→ Job:
Set down exactly the lines from the one with "Convert this screenshot" to the one with "Parse this chart: output", both included, and no line outside that range.

→ Items:
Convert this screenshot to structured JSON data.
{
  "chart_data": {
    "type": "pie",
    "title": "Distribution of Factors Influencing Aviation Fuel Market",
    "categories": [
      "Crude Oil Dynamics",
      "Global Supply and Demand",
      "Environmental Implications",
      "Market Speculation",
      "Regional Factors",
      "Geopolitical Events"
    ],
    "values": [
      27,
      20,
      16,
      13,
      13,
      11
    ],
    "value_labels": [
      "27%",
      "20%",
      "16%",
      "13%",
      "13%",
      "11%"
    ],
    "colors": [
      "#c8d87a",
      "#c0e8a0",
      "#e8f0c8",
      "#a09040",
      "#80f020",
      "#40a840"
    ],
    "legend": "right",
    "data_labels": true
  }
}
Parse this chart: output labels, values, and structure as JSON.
--
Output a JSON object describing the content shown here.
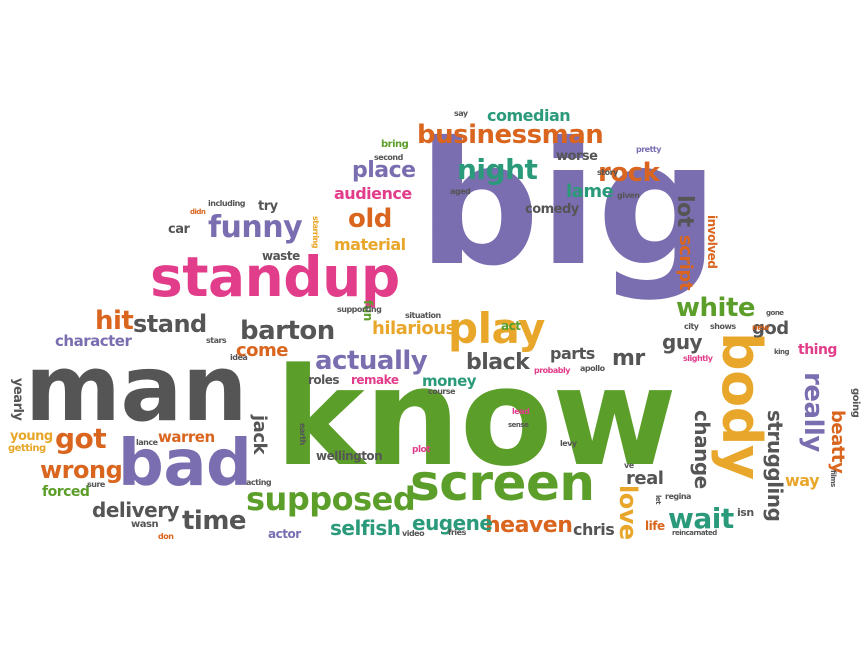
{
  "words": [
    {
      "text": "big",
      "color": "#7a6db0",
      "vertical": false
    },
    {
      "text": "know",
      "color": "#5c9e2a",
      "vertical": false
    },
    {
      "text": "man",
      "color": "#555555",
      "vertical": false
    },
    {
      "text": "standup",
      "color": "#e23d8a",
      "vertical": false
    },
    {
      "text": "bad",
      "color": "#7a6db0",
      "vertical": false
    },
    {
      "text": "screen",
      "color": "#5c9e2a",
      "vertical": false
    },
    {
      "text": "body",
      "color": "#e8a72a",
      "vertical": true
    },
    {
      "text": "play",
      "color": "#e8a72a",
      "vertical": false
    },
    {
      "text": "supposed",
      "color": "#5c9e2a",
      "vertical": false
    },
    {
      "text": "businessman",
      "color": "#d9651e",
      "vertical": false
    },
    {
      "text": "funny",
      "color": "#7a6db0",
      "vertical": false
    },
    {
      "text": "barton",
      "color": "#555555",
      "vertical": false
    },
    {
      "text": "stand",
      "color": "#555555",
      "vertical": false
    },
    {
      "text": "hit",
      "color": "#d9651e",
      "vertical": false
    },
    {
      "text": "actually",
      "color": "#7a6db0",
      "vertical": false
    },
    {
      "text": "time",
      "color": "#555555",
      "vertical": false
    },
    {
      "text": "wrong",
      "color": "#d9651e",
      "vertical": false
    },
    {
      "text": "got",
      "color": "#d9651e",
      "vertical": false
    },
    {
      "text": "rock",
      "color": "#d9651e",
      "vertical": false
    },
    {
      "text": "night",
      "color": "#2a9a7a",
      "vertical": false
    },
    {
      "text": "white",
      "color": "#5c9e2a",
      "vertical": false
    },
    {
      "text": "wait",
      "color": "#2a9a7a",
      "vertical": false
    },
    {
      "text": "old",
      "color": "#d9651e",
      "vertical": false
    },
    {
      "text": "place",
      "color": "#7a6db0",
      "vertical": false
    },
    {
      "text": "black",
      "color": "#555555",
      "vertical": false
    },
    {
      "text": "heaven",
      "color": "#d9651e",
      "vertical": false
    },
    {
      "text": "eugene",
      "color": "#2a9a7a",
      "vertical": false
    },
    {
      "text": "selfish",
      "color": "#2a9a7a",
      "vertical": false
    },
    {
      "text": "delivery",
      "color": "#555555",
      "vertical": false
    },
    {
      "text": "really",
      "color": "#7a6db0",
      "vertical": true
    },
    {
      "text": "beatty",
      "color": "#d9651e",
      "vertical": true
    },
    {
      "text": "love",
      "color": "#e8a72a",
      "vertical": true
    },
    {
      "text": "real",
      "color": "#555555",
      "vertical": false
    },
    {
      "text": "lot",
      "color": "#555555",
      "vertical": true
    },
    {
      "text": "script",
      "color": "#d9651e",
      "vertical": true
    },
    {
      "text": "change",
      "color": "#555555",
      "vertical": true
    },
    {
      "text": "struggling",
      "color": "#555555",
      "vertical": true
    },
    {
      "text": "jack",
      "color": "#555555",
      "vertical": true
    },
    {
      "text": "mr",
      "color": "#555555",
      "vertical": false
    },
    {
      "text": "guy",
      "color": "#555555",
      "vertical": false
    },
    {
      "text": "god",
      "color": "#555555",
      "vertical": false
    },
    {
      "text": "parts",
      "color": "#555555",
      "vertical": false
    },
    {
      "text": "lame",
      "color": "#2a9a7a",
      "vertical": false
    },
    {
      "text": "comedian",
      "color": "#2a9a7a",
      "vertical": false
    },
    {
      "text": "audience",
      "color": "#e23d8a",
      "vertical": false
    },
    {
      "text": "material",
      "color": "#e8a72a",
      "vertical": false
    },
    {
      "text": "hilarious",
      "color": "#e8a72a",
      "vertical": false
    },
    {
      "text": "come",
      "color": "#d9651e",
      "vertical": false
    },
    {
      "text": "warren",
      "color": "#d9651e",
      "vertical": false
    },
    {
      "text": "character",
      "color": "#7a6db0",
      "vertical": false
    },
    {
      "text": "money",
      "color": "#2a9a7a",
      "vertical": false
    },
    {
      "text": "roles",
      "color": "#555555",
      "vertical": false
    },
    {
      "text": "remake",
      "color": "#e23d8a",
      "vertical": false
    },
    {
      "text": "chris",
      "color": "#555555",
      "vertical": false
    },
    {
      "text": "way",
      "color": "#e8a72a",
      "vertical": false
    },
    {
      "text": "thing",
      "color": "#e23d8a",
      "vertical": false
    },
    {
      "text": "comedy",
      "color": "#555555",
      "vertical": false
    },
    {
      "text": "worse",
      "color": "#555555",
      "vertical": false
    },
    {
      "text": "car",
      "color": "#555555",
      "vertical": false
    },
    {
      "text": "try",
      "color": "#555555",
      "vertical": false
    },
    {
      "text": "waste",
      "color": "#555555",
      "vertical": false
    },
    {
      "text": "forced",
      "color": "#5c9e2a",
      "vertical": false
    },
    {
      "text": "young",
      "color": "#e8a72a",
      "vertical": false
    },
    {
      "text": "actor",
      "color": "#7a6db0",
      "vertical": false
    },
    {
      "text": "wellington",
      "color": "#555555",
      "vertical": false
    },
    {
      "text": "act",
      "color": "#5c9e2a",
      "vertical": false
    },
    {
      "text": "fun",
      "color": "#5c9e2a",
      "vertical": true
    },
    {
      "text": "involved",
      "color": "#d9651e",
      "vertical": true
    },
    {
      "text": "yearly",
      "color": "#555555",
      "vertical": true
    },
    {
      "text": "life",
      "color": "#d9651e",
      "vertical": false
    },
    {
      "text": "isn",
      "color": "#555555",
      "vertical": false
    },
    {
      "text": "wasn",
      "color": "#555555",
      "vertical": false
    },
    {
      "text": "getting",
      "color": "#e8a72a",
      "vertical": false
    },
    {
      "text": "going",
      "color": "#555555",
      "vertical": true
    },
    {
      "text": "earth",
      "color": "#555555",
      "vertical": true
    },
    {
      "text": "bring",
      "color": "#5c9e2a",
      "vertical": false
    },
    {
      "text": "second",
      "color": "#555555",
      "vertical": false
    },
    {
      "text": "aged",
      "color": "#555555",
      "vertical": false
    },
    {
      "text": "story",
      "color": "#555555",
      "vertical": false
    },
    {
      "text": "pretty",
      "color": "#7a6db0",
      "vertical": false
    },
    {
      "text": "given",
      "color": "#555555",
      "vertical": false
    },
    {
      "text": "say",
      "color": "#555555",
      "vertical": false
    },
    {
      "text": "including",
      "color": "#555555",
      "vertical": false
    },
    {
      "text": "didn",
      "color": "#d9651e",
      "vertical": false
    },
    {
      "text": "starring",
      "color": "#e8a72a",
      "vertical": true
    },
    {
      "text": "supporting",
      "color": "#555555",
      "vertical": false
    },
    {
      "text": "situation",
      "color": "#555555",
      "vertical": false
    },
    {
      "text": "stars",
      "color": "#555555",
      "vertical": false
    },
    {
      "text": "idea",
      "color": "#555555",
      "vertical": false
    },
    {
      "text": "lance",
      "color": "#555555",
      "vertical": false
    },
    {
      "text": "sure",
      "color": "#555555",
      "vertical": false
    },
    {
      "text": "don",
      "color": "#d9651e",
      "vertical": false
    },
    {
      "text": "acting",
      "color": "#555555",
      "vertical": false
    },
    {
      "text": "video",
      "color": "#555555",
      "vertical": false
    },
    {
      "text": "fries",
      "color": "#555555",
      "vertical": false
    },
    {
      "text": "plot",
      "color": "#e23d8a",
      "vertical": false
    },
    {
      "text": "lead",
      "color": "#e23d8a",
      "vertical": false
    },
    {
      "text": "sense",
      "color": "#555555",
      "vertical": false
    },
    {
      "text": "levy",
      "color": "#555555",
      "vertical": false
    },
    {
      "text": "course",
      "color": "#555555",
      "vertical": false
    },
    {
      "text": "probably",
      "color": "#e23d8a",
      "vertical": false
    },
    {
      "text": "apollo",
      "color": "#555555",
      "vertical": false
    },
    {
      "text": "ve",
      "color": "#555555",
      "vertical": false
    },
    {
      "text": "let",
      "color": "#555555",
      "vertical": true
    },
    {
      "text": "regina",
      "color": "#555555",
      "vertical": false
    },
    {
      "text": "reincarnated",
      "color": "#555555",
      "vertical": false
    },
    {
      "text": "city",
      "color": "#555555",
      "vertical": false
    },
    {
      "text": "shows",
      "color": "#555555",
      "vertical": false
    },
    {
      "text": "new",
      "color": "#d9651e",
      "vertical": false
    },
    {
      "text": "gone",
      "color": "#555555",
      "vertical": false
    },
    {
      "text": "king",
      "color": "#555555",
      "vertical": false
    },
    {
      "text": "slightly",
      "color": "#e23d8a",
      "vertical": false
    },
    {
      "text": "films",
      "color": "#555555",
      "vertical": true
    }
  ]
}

→ Written answer:
Convert this screenshot to structured JSON data.
{
  "chart_data": {
    "type": "pie",
    "title": "Distribution of Factors Influencing Aviation Fuel Market",
    "categories": [
      "Crude Oil Dynamics",
      "Global Supply and Demand",
      "Environmental Implications",
      "Market Speculation",
      "Regional Factors",
      "Geopolitical Events"
    ],
    "values": [
      27,
      20,
      16,
      13,
      13,
      11
    ],
    "value_labels": [
      "27%",
      "20%",
      "16%",
      "13%",
      "13%",
      "11%"
    ],
    "colors": [
      "#c8d87a",
      "#c0e8a0",
      "#e8f0c8",
      "#a09040",
      "#80f020",
      "#40a840"
    ],
    "legend": "right",
    "data_labels": true
  }
}
Parse this chart: output labels, values, and structure as JSON.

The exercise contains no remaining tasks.